Required work: Copy every line from the material below that holds "JSON".

Extracted entries:
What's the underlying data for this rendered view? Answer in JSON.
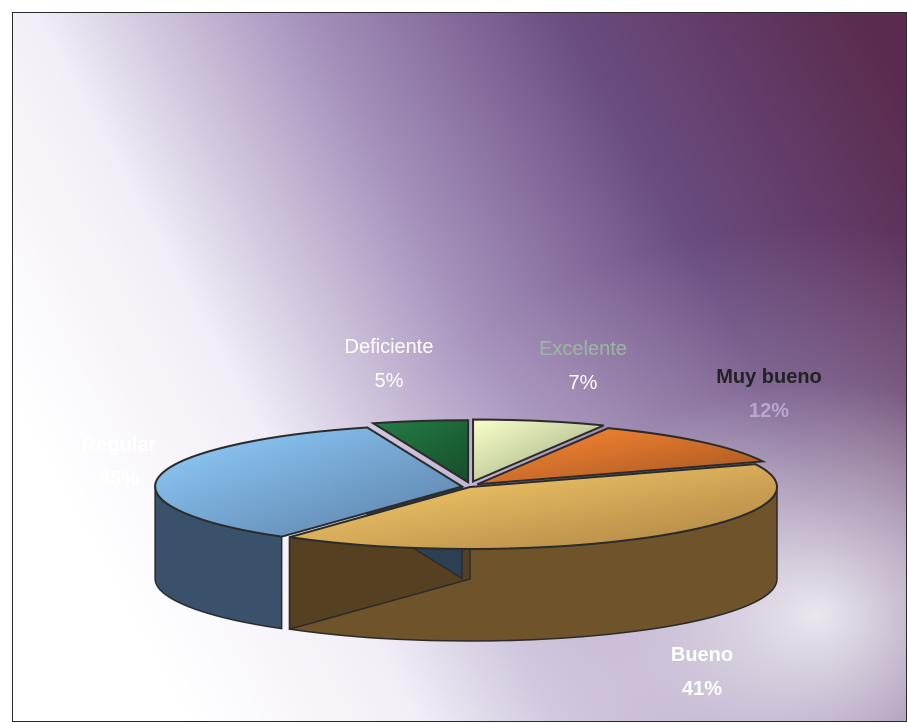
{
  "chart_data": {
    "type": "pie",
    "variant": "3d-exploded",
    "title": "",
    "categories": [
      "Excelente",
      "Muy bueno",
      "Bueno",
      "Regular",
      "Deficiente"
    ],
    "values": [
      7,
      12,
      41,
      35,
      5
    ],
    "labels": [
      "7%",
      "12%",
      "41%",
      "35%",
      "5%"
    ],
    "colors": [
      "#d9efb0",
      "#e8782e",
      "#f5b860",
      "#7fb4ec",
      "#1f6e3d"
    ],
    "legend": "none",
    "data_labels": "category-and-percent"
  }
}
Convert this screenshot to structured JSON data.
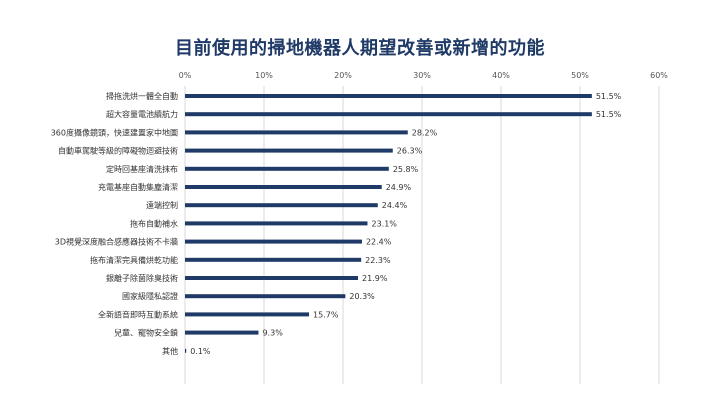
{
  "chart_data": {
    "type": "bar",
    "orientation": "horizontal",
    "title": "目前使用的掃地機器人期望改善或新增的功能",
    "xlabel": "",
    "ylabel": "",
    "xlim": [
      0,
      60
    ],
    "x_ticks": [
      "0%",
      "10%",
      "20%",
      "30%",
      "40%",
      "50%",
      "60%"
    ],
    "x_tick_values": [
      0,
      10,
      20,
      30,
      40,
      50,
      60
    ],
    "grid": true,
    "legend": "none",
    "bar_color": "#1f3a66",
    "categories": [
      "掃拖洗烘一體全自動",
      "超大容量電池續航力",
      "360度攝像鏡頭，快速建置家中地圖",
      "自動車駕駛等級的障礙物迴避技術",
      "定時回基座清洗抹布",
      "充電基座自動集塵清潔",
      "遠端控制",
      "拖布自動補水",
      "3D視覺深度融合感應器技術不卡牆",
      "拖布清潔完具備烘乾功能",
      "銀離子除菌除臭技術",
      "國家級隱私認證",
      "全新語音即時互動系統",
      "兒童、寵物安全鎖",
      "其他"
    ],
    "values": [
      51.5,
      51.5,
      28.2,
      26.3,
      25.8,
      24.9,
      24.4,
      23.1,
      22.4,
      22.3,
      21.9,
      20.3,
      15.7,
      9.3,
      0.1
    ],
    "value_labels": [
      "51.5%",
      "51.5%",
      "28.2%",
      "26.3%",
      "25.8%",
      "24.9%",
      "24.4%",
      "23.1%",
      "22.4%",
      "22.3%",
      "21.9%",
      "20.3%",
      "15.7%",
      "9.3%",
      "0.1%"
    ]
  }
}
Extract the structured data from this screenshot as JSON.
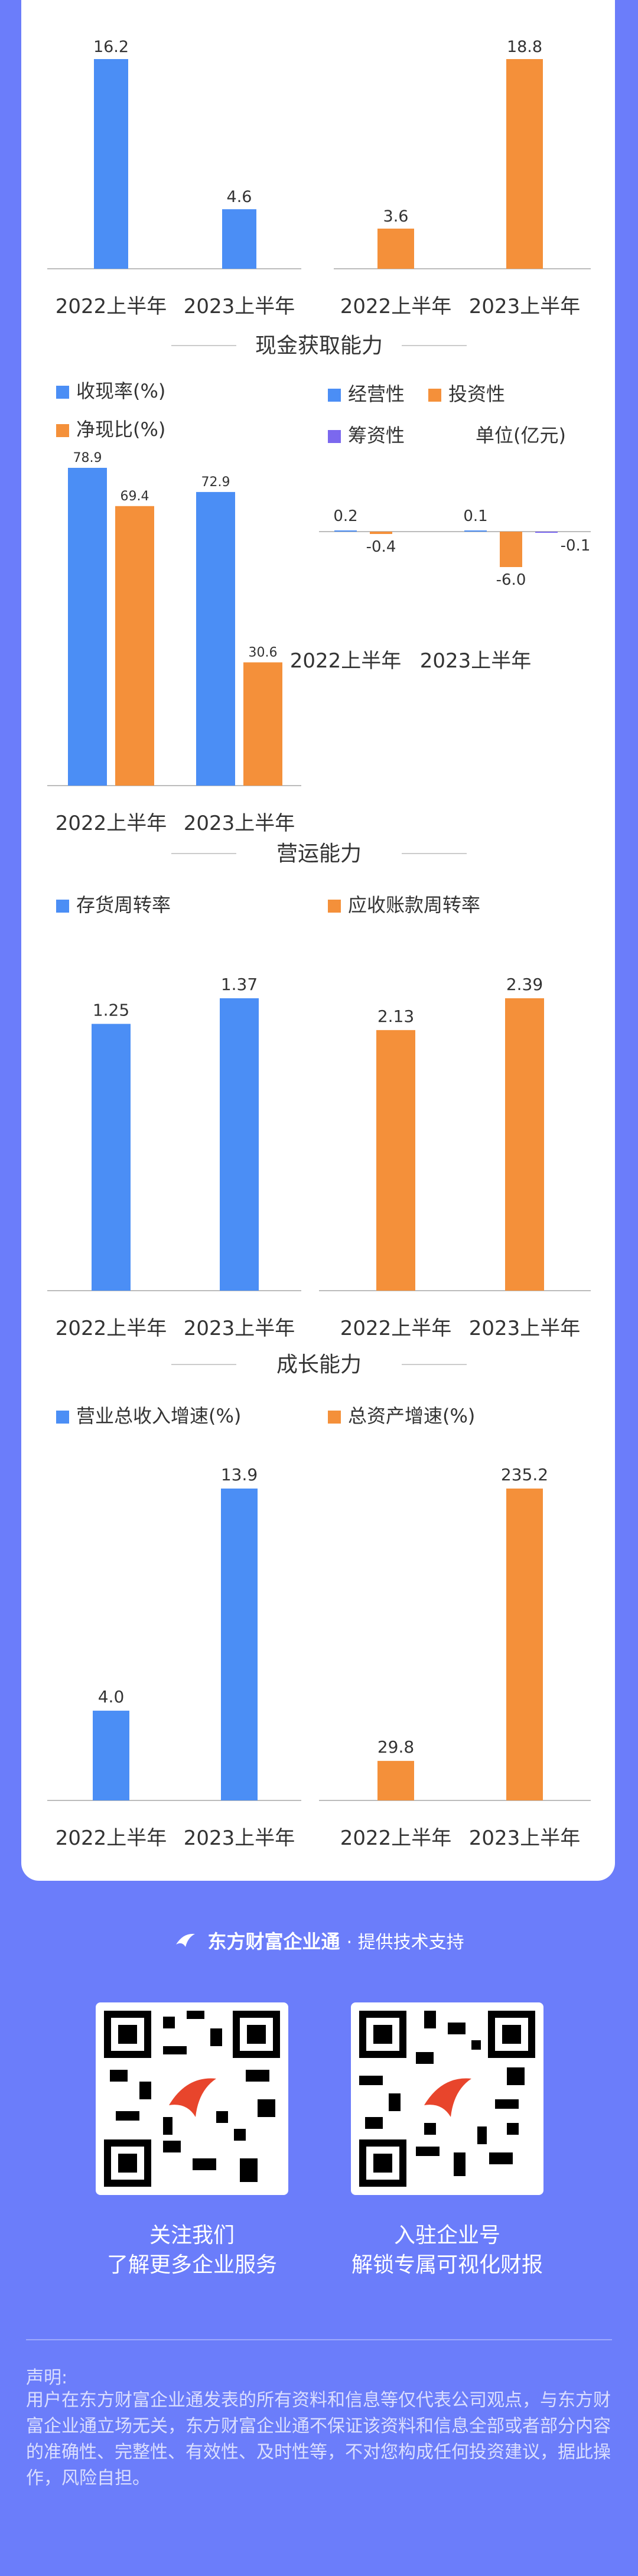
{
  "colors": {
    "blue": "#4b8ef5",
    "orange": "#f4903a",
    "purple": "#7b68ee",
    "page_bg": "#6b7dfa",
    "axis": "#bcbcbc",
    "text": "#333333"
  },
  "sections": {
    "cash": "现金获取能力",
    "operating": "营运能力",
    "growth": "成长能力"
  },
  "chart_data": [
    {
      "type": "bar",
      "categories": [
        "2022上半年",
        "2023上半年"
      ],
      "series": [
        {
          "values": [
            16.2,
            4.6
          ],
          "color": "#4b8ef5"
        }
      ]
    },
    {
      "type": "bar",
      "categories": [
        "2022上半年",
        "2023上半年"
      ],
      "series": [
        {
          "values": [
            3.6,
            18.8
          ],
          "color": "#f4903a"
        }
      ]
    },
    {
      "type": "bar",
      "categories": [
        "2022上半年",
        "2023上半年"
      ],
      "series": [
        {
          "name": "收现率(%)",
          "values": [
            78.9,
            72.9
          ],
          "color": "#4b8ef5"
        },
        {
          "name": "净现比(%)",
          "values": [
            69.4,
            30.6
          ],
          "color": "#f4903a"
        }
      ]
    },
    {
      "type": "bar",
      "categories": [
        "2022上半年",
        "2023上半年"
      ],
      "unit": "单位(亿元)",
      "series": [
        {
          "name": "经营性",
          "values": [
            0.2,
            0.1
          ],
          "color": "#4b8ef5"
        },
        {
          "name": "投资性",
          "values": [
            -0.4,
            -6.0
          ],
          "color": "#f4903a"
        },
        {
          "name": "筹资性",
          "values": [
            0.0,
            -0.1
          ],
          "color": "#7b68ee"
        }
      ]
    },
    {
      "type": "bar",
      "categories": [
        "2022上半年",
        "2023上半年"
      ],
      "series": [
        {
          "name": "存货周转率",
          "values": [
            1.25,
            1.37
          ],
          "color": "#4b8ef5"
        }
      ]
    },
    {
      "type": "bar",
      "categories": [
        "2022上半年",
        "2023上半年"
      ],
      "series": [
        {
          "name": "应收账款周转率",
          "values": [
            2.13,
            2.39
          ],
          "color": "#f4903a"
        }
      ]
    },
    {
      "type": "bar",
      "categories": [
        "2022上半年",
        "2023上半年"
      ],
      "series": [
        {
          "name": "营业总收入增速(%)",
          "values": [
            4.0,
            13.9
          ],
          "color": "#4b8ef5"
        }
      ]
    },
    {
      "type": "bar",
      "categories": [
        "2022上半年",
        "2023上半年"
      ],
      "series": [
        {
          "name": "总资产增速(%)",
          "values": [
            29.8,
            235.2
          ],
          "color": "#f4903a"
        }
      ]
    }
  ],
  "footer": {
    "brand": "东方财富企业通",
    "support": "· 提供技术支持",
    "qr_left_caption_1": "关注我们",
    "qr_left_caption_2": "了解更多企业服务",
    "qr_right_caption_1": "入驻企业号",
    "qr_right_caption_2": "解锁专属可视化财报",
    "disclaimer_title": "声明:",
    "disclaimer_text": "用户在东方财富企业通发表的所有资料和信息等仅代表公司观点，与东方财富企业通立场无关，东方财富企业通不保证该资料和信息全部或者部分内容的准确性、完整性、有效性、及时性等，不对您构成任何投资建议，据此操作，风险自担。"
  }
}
---
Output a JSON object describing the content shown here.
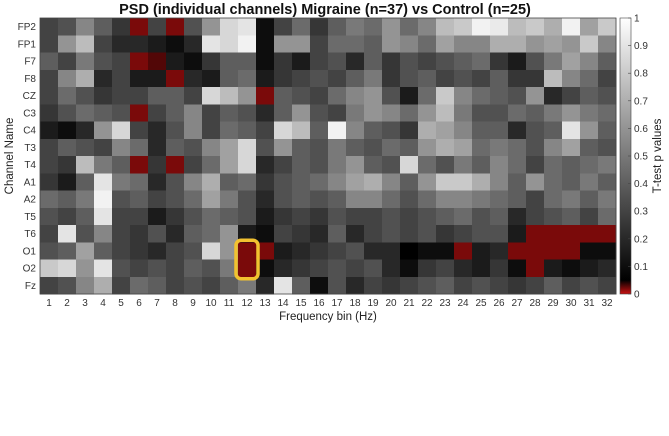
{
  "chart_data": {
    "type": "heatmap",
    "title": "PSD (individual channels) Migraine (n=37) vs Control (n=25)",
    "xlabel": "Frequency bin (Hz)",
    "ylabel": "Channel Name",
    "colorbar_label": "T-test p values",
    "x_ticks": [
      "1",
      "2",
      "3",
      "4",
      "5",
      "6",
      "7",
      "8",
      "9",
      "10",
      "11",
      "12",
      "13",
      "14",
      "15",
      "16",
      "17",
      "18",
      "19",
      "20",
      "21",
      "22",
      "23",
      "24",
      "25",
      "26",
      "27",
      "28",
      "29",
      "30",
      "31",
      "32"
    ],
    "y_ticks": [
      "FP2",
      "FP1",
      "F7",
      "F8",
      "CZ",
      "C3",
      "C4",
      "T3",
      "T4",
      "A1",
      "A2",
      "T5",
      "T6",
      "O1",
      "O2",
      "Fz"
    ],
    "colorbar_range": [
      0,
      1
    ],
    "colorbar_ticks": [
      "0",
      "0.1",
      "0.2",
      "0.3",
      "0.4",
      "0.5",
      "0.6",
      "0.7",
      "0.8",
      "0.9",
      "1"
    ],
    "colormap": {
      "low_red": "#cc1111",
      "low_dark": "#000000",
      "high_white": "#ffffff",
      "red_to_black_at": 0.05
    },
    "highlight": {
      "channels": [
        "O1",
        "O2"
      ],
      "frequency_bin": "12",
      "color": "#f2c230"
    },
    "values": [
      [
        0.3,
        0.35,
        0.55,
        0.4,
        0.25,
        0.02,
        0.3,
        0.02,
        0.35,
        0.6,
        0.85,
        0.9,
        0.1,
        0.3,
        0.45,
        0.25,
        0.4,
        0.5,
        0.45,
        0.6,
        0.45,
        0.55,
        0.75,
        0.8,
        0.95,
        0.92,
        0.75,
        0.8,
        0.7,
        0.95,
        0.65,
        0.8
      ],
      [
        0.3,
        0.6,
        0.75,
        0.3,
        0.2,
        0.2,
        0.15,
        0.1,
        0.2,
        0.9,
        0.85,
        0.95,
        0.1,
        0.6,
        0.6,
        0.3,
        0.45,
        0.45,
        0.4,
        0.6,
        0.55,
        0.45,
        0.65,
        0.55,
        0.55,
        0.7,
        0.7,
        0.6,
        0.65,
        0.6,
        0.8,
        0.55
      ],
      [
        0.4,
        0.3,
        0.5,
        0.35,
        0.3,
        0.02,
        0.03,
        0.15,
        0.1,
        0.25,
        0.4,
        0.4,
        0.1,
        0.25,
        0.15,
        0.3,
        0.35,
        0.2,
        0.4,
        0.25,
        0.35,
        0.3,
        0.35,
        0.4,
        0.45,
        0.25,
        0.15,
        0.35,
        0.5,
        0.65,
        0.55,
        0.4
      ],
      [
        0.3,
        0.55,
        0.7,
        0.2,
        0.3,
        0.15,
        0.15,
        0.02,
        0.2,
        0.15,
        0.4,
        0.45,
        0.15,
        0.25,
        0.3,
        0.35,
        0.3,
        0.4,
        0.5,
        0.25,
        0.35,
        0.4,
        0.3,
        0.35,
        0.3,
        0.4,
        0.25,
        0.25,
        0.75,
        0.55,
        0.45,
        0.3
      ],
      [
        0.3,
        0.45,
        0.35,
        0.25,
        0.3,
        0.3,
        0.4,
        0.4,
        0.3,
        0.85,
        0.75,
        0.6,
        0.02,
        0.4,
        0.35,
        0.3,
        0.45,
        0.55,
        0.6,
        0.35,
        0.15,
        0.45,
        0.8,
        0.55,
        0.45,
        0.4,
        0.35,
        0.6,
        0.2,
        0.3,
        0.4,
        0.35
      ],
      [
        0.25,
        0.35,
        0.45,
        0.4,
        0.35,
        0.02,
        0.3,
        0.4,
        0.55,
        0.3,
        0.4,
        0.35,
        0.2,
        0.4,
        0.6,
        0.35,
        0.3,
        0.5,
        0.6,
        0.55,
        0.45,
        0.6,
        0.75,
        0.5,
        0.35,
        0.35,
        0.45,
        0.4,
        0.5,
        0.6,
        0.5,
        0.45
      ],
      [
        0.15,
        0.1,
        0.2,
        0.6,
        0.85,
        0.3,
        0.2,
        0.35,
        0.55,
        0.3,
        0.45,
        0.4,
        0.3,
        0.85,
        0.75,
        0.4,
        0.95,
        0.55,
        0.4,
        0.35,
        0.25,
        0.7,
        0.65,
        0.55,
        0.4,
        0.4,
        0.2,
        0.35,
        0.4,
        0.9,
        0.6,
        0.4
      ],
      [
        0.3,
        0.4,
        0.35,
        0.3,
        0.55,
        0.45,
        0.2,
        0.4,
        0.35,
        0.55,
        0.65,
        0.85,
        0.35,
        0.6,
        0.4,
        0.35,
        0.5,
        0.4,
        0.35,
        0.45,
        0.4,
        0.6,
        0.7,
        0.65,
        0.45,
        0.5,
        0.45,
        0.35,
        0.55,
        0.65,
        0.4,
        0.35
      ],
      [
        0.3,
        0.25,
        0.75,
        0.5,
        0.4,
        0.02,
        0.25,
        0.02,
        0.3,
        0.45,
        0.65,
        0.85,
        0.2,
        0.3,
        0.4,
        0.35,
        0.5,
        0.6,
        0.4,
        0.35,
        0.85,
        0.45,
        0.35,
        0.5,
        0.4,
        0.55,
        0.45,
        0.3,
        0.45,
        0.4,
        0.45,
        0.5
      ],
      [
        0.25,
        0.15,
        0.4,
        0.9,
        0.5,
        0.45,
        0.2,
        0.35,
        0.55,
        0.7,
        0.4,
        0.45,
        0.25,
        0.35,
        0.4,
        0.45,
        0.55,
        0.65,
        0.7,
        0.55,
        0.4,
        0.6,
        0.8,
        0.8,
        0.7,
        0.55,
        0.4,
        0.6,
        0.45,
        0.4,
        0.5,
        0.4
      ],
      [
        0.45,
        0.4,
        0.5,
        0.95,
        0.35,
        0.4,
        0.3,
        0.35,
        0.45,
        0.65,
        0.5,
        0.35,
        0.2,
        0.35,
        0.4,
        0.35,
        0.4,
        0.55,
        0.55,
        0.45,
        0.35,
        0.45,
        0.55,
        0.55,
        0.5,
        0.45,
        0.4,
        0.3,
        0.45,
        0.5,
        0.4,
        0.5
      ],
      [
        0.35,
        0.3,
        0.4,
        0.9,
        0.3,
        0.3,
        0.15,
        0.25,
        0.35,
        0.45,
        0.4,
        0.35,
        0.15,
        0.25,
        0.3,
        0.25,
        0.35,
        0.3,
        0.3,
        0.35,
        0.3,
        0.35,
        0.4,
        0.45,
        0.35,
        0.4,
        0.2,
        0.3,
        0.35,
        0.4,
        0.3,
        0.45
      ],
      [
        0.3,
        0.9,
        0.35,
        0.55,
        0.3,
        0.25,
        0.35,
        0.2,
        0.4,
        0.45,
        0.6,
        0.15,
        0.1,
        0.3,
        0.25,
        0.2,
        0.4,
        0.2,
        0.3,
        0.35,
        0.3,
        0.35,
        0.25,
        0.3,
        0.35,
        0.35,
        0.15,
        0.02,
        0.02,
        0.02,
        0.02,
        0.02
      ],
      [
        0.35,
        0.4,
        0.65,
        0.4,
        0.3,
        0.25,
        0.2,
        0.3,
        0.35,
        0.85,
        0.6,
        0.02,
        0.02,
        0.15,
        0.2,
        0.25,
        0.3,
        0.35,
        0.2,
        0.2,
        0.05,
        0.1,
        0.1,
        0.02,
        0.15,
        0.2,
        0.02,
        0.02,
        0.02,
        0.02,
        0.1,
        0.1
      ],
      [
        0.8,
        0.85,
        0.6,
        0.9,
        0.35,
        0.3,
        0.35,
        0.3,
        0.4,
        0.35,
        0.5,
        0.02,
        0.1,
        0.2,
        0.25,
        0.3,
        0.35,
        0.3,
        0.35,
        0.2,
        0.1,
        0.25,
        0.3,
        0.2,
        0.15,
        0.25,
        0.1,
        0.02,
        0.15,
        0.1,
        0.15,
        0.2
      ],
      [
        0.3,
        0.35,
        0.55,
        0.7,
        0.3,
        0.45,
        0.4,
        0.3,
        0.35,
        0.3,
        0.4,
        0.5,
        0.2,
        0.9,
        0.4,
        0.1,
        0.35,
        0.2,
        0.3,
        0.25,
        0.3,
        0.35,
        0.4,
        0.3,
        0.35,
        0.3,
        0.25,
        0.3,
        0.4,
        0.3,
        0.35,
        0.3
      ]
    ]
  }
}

Output for this task:
What's the underlying data for this rendered view? Answer in JSON.
Convert this screenshot to structured JSON data.
Extract the structured data from this screenshot as JSON.
Output a JSON object describing the content shown here.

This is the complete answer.